Extrait
◆ ◆ ◆ ◆ ◆ ◆ ◆
C’est donc bien une question essentielle qui est jeu, celle de la démocratie représentative et de la sauvegarde de ses principes fondateurs. Le texte qu’on nous demande d’adopter, ne ressemble pas au standard constitutionnel qui s’est inscrit dans notre patrimoine juridique et politique. Il impose pourtant l’acceptation d’un triple blocage dans des domaines essentiels de l’organisation du pouvoir et de ses rapports à la société. Ceux qui voudraient nous entraîner dans leur oui sont aussi ceux qui ont érigé les institutions et les politiques européennes en dogme intouchable dont les socialistes auraient la garde. Fascinés par la fragilité des compromis qu’ils ont eux-mêmes passés, ils n’imaginent pas une autre histoire, un cours différent de la construction européenne. Ils oublient que celle-ci a progressé autant par bonds et crises que par négociations diplomatiques. Il est venu le temps de dénoncer l’ingouvernabilité de l’Europe. Disons non pour lui donner un nouvel élan politique et démocratique.
Paul Alliès. Montpellier. Le 4/12/04.
Paul Alliès est professeur de science politique à l’université de Montpellier (et aussi membre du PS) ; il est auteur de plusieurs essais. L’article a circulé sur le net.
◆ ◆ ◆ ◆ ◆ ◆ ◆
Données fournies

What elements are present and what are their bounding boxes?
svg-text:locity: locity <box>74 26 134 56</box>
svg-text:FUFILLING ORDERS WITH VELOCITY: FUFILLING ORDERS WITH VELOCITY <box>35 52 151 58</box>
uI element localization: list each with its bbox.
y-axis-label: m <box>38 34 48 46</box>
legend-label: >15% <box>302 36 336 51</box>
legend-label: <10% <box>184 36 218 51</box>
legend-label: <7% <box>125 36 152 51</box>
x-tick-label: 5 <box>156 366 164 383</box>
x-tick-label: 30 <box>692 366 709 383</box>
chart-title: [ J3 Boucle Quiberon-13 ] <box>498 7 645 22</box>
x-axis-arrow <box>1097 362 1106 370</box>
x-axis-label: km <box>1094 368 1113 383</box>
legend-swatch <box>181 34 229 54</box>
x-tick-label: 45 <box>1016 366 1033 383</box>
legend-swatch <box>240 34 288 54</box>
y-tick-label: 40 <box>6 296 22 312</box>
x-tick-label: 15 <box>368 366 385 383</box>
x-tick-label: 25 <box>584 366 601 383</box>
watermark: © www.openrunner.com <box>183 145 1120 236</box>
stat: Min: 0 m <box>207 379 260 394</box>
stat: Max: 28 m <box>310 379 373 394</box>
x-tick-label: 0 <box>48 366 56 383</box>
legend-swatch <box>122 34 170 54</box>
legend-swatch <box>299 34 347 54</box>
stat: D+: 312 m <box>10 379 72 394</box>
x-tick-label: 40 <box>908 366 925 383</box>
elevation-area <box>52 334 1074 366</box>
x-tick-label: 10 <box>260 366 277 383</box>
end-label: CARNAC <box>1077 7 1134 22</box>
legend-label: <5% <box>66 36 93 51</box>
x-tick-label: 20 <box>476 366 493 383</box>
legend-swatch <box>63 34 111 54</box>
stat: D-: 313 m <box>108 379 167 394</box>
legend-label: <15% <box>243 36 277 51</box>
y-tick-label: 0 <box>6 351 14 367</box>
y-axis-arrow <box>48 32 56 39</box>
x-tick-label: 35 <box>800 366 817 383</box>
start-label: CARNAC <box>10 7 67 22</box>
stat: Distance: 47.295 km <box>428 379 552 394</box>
◆ ◆ ◆ ◆ ◆ ◆ ◆
Recopiez l'extrait en entier, sans rien modifier, y compris la signature et la note sur l'auteur.

C’est donc bien une question essentielle qui est jeu, celle de la démocratie représentative et de la sauvegarde de ses principes fondateurs. Le texte qu’on nous demande d’adopter, ne ressemble pas au standard constitutionnel qui s’est inscrit dans notre patrimoine juridique et politique. Il impose pourtant l’acceptation d’un triple blocage dans des domaines essentiels de l’organisation du pouvoir et de ses rapports à la société. Ceux qui voudraient nous entraîner dans leur oui sont aussi ceux qui ont érigé les institutions et les politiques européennes en dogme intouchable dont les socialistes auraient la garde. Fascinés par la fragilité des compromis qu’ils ont eux-mêmes passés, ils n’imaginent pas une autre histoire, un cours différent de la construction européenne. Ils oublient que celle-ci a progressé autant par bonds et crises que par négociations diplomatiques. Il est venu le temps de dénoncer l’ingouvernabilité de l’Europe. Disons non pour lui donner un nouvel élan politique et démocratique.
Paul Alliès. Montpellier. Le 4/12/04.
Paul Alliès est professeur de science politique à l’université de Montpellier (et aussi membre du PS) ; il est auteur de plusieurs essais. L’article a circulé sur le net.